## Do this
Copy all lines that contain the word "Meeting".

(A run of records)
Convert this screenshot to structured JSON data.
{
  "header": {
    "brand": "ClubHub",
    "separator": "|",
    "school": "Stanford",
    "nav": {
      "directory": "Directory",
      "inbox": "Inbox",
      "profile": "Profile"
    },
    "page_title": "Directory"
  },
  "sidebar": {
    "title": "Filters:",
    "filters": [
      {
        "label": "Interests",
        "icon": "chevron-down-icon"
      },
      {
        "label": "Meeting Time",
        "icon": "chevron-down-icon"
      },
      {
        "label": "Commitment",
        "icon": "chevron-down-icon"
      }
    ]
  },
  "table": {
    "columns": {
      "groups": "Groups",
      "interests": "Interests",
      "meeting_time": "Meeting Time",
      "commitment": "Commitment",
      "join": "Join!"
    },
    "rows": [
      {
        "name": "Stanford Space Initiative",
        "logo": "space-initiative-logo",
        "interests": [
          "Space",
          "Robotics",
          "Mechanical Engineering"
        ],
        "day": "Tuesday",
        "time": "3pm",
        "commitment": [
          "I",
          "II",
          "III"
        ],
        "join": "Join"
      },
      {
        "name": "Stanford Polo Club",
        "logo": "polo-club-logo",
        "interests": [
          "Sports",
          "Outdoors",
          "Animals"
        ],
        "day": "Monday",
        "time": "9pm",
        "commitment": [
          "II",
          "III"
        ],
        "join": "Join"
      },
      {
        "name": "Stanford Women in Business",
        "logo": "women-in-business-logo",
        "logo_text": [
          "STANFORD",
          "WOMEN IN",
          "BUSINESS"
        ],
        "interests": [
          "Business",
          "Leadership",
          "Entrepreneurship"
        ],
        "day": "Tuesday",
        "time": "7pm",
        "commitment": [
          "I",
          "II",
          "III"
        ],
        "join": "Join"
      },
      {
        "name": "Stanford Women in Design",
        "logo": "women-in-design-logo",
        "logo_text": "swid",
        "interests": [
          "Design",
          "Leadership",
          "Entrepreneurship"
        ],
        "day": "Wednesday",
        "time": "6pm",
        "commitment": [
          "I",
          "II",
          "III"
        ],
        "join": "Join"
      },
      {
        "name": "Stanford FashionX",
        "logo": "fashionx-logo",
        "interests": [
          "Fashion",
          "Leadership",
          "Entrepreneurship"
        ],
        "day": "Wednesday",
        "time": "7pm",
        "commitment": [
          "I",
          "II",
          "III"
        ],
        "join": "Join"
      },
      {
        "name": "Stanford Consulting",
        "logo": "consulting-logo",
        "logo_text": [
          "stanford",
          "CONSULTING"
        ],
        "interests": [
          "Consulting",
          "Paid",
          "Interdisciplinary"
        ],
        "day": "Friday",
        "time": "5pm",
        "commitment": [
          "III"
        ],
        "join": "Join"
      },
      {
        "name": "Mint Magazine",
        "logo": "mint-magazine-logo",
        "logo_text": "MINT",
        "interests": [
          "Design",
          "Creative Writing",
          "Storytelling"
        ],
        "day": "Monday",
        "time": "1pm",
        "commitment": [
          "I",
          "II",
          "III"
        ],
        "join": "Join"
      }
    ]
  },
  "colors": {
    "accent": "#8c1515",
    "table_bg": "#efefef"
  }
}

## Task response
        "label": "Meeting Time",
      "meeting_time": "Meeting Time",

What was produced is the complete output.